■ **The exercise**
Pick out the lines below that contain the string "Monitored" and copy them all.

■ **Material supplied**
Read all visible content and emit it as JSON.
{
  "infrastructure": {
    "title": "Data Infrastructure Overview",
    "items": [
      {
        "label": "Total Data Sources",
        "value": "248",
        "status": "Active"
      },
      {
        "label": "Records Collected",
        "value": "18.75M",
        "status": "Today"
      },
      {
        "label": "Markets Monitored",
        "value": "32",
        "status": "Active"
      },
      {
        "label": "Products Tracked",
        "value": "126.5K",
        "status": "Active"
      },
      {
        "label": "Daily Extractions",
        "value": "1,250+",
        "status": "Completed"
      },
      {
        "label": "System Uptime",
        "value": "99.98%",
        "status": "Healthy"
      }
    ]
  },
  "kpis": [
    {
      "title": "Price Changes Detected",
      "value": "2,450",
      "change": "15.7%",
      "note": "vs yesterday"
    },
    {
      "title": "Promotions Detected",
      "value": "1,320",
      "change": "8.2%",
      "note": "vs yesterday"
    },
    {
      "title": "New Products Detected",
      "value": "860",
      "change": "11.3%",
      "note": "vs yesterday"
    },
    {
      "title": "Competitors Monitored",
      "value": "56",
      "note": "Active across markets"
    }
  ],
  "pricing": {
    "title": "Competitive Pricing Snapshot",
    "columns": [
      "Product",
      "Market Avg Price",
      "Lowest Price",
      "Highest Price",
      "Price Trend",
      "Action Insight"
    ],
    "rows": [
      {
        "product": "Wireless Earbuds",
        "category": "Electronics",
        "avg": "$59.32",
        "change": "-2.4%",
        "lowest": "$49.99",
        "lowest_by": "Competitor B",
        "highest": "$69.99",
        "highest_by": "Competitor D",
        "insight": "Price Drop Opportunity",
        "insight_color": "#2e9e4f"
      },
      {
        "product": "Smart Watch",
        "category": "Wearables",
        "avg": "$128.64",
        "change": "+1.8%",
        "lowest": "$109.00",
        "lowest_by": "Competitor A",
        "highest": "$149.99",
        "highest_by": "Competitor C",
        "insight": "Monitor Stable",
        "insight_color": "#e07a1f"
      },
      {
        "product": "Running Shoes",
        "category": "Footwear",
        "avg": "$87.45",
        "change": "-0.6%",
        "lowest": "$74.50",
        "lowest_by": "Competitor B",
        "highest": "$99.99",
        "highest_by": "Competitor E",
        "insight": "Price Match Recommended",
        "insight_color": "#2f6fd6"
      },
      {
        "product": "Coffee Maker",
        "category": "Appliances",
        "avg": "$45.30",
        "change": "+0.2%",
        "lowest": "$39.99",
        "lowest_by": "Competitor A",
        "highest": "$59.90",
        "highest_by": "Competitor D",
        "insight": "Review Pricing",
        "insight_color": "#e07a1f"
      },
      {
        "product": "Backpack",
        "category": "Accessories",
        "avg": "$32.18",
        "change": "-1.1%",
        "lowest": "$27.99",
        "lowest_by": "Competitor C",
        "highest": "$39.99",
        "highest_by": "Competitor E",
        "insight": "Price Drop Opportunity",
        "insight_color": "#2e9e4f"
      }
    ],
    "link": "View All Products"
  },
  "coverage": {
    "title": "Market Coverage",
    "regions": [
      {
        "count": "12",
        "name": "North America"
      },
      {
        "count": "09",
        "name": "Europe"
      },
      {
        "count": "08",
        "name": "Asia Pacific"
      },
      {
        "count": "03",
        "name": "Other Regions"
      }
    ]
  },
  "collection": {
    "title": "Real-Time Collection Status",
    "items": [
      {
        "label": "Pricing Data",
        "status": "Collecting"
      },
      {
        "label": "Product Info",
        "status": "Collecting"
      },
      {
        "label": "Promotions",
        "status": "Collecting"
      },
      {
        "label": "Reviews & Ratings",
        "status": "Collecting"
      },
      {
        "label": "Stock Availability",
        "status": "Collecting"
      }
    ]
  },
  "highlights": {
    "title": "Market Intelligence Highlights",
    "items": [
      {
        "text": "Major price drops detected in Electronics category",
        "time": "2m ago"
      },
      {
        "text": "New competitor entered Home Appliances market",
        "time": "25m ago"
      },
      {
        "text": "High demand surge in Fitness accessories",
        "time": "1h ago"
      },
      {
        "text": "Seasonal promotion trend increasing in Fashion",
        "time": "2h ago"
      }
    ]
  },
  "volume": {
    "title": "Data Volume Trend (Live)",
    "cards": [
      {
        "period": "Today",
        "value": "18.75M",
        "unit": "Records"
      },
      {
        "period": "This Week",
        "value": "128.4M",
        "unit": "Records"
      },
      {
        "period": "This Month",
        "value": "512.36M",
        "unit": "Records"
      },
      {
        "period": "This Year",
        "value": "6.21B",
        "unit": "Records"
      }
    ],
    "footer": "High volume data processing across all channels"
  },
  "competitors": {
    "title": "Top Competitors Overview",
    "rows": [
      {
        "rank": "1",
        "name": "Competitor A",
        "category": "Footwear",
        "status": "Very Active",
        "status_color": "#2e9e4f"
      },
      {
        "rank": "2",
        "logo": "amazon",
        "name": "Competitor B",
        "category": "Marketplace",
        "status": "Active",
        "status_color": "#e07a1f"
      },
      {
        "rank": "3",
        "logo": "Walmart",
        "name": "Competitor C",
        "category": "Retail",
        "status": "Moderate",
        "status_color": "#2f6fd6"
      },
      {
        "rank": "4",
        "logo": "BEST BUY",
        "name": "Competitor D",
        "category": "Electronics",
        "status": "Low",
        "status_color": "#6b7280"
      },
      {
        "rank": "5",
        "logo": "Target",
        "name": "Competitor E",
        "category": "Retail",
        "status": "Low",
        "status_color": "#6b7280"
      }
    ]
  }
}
...
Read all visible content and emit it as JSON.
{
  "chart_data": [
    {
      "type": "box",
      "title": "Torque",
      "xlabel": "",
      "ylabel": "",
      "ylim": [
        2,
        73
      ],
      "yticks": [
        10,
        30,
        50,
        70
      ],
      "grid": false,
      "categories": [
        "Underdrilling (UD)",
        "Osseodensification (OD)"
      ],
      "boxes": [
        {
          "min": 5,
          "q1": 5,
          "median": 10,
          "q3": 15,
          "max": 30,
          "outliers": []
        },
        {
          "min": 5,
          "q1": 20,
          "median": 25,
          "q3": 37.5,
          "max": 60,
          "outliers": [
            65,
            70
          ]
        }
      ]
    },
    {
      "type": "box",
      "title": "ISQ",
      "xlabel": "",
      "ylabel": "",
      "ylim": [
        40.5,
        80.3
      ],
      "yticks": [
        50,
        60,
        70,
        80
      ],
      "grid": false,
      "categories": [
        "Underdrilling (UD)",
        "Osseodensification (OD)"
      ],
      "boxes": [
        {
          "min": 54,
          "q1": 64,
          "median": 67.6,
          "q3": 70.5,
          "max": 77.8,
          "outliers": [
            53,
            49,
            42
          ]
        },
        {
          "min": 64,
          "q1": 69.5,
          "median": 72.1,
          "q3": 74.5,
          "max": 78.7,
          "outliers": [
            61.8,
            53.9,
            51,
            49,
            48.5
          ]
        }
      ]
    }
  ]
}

■ **Correct output**
        "label": "Markets Monitored",
      "title": "Competitors Monitored",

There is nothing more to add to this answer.